## BEGIN RECORDS PROVIDED

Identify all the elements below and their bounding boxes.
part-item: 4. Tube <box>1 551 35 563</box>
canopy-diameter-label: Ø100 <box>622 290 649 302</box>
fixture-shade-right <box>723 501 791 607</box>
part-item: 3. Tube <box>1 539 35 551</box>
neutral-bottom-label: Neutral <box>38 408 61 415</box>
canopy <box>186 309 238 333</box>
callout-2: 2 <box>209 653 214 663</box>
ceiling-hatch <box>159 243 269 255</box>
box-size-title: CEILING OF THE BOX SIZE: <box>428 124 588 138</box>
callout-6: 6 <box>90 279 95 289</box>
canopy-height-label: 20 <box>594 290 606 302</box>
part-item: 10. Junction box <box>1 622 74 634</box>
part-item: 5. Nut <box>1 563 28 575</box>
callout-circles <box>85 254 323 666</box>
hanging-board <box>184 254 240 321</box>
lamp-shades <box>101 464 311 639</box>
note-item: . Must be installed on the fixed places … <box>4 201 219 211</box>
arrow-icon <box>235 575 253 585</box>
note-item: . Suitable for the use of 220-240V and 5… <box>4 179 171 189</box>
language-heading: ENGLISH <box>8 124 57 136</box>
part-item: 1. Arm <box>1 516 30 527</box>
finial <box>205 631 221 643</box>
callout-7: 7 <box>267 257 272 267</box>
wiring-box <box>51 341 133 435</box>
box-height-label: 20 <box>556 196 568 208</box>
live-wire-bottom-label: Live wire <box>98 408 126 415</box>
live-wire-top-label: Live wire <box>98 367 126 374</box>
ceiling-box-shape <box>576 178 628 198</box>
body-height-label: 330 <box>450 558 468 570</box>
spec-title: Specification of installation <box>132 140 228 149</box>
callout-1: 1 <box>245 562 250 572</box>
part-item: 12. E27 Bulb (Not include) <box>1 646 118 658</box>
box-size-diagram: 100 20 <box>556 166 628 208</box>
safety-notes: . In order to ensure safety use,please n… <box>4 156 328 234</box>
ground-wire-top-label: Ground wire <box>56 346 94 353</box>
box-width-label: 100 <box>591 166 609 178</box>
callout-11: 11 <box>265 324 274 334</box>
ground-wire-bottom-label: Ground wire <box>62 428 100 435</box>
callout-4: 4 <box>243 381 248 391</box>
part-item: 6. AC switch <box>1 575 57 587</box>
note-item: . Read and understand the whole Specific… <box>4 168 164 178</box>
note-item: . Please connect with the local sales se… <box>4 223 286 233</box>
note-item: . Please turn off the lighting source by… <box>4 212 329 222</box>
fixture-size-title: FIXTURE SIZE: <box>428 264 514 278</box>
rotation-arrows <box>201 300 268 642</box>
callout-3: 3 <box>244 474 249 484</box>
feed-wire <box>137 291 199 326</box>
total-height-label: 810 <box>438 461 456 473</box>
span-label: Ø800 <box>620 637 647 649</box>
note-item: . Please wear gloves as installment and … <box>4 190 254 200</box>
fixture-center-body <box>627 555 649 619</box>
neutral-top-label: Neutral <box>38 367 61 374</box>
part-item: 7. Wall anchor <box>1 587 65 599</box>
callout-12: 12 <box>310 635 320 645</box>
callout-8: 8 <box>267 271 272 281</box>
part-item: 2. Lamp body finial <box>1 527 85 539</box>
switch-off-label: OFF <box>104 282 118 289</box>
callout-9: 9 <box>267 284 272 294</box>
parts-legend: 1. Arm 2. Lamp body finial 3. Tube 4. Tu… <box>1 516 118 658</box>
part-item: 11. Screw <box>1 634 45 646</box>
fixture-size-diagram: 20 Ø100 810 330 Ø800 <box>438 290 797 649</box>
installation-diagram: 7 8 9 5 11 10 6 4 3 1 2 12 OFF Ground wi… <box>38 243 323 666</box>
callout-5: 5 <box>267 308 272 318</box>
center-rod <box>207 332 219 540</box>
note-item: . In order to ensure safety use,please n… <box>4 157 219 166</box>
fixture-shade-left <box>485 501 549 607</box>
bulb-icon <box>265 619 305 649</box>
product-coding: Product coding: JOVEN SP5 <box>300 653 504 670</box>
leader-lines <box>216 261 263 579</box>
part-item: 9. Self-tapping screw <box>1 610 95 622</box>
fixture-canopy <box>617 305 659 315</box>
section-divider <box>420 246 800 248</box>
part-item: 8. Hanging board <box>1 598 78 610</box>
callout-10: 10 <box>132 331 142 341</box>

## END RECORDS PROVIDED

Rewrite every line of the material above as a numbered list, leaving out any blank lines.

_EXERCISE RESPONSE:_
1. Identify all the elements below and their bounding boxes.
2. part-item: 4. Tube <box>1 551 35 563</box>
3. canopy-diameter-label: Ø100 <box>622 290 649 302</box>
4. fixture-shade-right <box>723 501 791 607</box>
5. part-item: 3. Tube <box>1 539 35 551</box>
6. neutral-bottom-label: Neutral <box>38 408 61 415</box>
7. canopy <box>186 309 238 333</box>
8. callout-2: 2 <box>209 653 214 663</box>
9. ceiling-hatch <box>159 243 269 255</box>
10. box-size-title: CEILING OF THE BOX SIZE: <box>428 124 588 138</box>
11. callout-6: 6 <box>90 279 95 289</box>
12. canopy-height-label: 20 <box>594 290 606 302</box>
13. part-item: 10. Junction box <box>1 622 74 634</box>
14. part-item: 5. Nut <box>1 563 28 575</box>
15. callout-circles <box>85 254 323 666</box>
16. hanging-board <box>184 254 240 321</box>
17. lamp-shades <box>101 464 311 639</box>
18. note-item: . Must be installed on the fixed places … <box>4 201 219 211</box>
19. arrow-icon <box>235 575 253 585</box>
20. note-item: . Suitable for the use of 220-240V and 5… <box>4 179 171 189</box>
21. language-heading: ENGLISH <box>8 124 57 136</box>
22. part-item: 1. Arm <box>1 516 30 527</box>
23. finial <box>205 631 221 643</box>
24. callout-7: 7 <box>267 257 272 267</box>
25. wiring-box <box>51 341 133 435</box>
26. box-height-label: 20 <box>556 196 568 208</box>
27. live-wire-bottom-label: Live wire <box>98 408 126 415</box>
28. live-wire-top-label: Live wire <box>98 367 126 374</box>
29. ceiling-box-shape <box>576 178 628 198</box>
30. body-height-label: 330 <box>450 558 468 570</box>
31. spec-title: Specification of installation <box>132 140 228 149</box>
32. callout-1: 1 <box>245 562 250 572</box>
33. part-item: 12. E27 Bulb (Not include) <box>1 646 118 658</box>
34. box-size-diagram: 100 20 <box>556 166 628 208</box>
35. safety-notes: . In order to ensure safety use,please n… <box>4 156 328 234</box>
36. ground-wire-top-label: Ground wire <box>56 346 94 353</box>
37. box-width-label: 100 <box>591 166 609 178</box>
38. callout-11: 11 <box>265 324 274 334</box>
39. ground-wire-bottom-label: Ground wire <box>62 428 100 435</box>
40. callout-4: 4 <box>243 381 248 391</box>
41. part-item: 6. AC switch <box>1 575 57 587</box>
42. note-item: . Read and understand the whole Specific… <box>4 168 164 178</box>
43. note-item: . Please connect with the local sales se… <box>4 223 286 233</box>
44. note-item: . Please turn off the lighting source by… <box>4 212 329 222</box>
45. fixture-size-title: FIXTURE SIZE: <box>428 264 514 278</box>
46. rotation-arrows <box>201 300 268 642</box>
47. callout-3: 3 <box>244 474 249 484</box>
48. feed-wire <box>137 291 199 326</box>
49. total-height-label: 810 <box>438 461 456 473</box>
50. span-label: Ø800 <box>620 637 647 649</box>
51. note-item: . Please wear gloves as installment and … <box>4 190 254 200</box>
52. fixture-center-body <box>627 555 649 619</box>
53. neutral-top-label: Neutral <box>38 367 61 374</box>
54. part-item: 7. Wall anchor <box>1 587 65 599</box>
55. callout-12: 12 <box>310 635 320 645</box>
56. callout-8: 8 <box>267 271 272 281</box>
57. part-item: 2. Lamp body finial <box>1 527 85 539</box>
58. switch-off-label: OFF <box>104 282 118 289</box>
59. callout-9: 9 <box>267 284 272 294</box>
60. parts-legend: 1. Arm 2. Lamp body finial 3. Tube 4. Tu… <box>1 516 118 658</box>
61. part-item: 11. Screw <box>1 634 45 646</box>
62. fixture-size-diagram: 20 Ø100 810 330 Ø800 <box>438 290 797 649</box>
63. installation-diagram: 7 8 9 5 11 10 6 4 3 1 2 12 OFF Ground wi… <box>38 243 323 666</box>
64. callout-5: 5 <box>267 308 272 318</box>
65. center-rod <box>207 332 219 540</box>
66. note-item: . In order to ensure safety use,please n… <box>4 157 219 166</box>
67. fixture-shade-left <box>485 501 549 607</box>
68. bulb-icon <box>265 619 305 649</box>
69. product-coding: Product coding: JOVEN SP5 <box>300 653 504 670</box>
70. leader-lines <box>216 261 263 579</box>
71. part-item: 9. Self-tapping screw <box>1 610 95 622</box>
72. fixture-canopy <box>617 305 659 315</box>
73. section-divider <box>420 246 800 248</box>
74. part-item: 8. Hanging board <box>1 598 78 610</box>
75. callout-10: 10 <box>132 331 142 341</box>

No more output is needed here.